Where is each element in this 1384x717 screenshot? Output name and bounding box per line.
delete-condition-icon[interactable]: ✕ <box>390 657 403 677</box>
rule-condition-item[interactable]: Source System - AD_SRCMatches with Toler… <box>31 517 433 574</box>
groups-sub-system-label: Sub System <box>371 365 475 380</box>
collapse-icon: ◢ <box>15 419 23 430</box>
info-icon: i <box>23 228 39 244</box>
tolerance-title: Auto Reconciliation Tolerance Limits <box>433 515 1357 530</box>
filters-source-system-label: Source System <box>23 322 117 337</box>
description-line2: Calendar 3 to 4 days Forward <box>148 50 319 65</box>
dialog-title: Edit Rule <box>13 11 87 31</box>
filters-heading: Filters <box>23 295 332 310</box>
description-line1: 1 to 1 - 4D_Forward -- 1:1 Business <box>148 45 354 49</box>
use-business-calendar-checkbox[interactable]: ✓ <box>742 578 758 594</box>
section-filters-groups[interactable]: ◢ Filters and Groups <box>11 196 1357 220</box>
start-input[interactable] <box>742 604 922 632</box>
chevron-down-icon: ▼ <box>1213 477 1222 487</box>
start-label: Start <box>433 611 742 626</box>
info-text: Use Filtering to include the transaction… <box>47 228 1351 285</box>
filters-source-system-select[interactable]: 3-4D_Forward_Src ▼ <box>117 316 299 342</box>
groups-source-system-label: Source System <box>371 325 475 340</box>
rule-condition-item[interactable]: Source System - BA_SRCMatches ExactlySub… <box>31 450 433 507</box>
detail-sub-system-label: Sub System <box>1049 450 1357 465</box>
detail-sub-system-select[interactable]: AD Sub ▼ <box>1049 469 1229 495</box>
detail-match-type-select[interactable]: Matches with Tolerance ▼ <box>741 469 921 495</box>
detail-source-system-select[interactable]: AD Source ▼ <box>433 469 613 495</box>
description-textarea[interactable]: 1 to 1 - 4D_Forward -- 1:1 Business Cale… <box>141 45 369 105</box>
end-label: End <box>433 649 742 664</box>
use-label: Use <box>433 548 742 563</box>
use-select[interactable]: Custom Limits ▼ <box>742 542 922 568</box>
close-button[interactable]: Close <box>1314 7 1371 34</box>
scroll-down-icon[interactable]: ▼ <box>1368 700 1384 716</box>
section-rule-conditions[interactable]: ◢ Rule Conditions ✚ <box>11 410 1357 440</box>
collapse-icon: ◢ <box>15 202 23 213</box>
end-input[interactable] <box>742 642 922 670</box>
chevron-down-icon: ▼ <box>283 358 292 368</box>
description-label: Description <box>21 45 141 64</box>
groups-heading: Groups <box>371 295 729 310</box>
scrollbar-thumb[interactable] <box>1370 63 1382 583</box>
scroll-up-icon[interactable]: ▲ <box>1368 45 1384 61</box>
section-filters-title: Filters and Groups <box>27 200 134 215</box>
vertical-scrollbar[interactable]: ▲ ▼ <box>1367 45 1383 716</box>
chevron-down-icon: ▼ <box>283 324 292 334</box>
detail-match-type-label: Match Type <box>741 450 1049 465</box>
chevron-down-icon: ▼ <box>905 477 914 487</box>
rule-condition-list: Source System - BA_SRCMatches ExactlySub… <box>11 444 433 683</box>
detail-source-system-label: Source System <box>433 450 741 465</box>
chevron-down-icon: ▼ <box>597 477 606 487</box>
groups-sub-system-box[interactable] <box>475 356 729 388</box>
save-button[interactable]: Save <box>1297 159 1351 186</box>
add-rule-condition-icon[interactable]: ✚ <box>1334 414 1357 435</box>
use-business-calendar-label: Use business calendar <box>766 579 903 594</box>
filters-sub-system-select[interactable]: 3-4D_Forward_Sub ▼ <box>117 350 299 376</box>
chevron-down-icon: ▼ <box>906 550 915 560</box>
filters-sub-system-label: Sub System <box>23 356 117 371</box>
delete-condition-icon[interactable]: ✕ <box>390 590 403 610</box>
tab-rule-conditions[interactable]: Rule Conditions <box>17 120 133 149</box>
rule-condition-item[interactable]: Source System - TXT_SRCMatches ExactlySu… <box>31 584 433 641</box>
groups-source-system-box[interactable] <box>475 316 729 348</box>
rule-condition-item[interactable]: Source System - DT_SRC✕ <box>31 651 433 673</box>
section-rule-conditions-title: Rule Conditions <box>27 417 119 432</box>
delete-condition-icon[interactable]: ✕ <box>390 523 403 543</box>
########
▶ [Goal of the exercise]:
Reproduce every one of the entries above word for word, with each line unchanged.

▶ [The output]:
Where is each element in this 1384x717 screenshot? Output name and bounding box per line.
delete-condition-icon[interactable]: ✕ <box>390 657 403 677</box>
rule-condition-item[interactable]: Source System - AD_SRCMatches with Toler… <box>31 517 433 574</box>
groups-sub-system-label: Sub System <box>371 365 475 380</box>
collapse-icon: ◢ <box>15 419 23 430</box>
info-icon: i <box>23 228 39 244</box>
tolerance-title: Auto Reconciliation Tolerance Limits <box>433 515 1357 530</box>
filters-source-system-label: Source System <box>23 322 117 337</box>
description-line2: Calendar 3 to 4 days Forward <box>148 50 319 65</box>
dialog-title: Edit Rule <box>13 11 87 31</box>
filters-heading: Filters <box>23 295 332 310</box>
description-line1: 1 to 1 - 4D_Forward -- 1:1 Business <box>148 45 354 49</box>
use-business-calendar-checkbox[interactable]: ✓ <box>742 578 758 594</box>
section-filters-groups[interactable]: ◢ Filters and Groups <box>11 196 1357 220</box>
start-input[interactable] <box>742 604 922 632</box>
chevron-down-icon: ▼ <box>1213 477 1222 487</box>
start-label: Start <box>433 611 742 626</box>
info-text: Use Filtering to include the transaction… <box>47 228 1351 285</box>
filters-source-system-select[interactable]: 3-4D_Forward_Src ▼ <box>117 316 299 342</box>
groups-source-system-label: Source System <box>371 325 475 340</box>
rule-condition-item[interactable]: Source System - BA_SRCMatches ExactlySub… <box>31 450 433 507</box>
detail-sub-system-label: Sub System <box>1049 450 1357 465</box>
detail-sub-system-select[interactable]: AD Sub ▼ <box>1049 469 1229 495</box>
detail-match-type-select[interactable]: Matches with Tolerance ▼ <box>741 469 921 495</box>
detail-source-system-select[interactable]: AD Source ▼ <box>433 469 613 495</box>
description-textarea[interactable]: 1 to 1 - 4D_Forward -- 1:1 Business Cale… <box>141 45 369 105</box>
end-label: End <box>433 649 742 664</box>
use-label: Use <box>433 548 742 563</box>
use-select[interactable]: Custom Limits ▼ <box>742 542 922 568</box>
close-button[interactable]: Close <box>1314 7 1371 34</box>
scroll-down-icon[interactable]: ▼ <box>1368 700 1384 716</box>
section-rule-conditions[interactable]: ◢ Rule Conditions ✚ <box>11 410 1357 440</box>
collapse-icon: ◢ <box>15 202 23 213</box>
end-input[interactable] <box>742 642 922 670</box>
chevron-down-icon: ▼ <box>283 358 292 368</box>
description-label: Description <box>21 45 141 64</box>
groups-heading: Groups <box>371 295 729 310</box>
scrollbar-thumb[interactable] <box>1370 63 1382 583</box>
scroll-up-icon[interactable]: ▲ <box>1368 45 1384 61</box>
section-filters-title: Filters and Groups <box>27 200 134 215</box>
vertical-scrollbar[interactable]: ▲ ▼ <box>1367 45 1383 716</box>
chevron-down-icon: ▼ <box>283 324 292 334</box>
detail-match-type-label: Match Type <box>741 450 1049 465</box>
chevron-down-icon: ▼ <box>905 477 914 487</box>
rule-condition-list: Source System - BA_SRCMatches ExactlySub… <box>11 444 433 683</box>
detail-source-system-label: Source System <box>433 450 741 465</box>
chevron-down-icon: ▼ <box>597 477 606 487</box>
groups-sub-system-box[interactable] <box>475 356 729 388</box>
save-button[interactable]: Save <box>1297 159 1351 186</box>
add-rule-condition-icon[interactable]: ✚ <box>1334 414 1357 435</box>
use-business-calendar-label: Use business calendar <box>766 579 903 594</box>
filters-sub-system-select[interactable]: 3-4D_Forward_Sub ▼ <box>117 350 299 376</box>
chevron-down-icon: ▼ <box>906 550 915 560</box>
filters-sub-system-label: Sub System <box>23 356 117 371</box>
delete-condition-icon[interactable]: ✕ <box>390 590 403 610</box>
tab-rule-conditions[interactable]: Rule Conditions <box>17 120 133 149</box>
rule-condition-item[interactable]: Source System - TXT_SRCMatches ExactlySu… <box>31 584 433 641</box>
groups-source-system-box[interactable] <box>475 316 729 348</box>
rule-condition-item[interactable]: Source System - DT_SRC✕ <box>31 651 433 673</box>
section-rule-conditions-title: Rule Conditions <box>27 417 119 432</box>
delete-condition-icon[interactable]: ✕ <box>390 523 403 543</box>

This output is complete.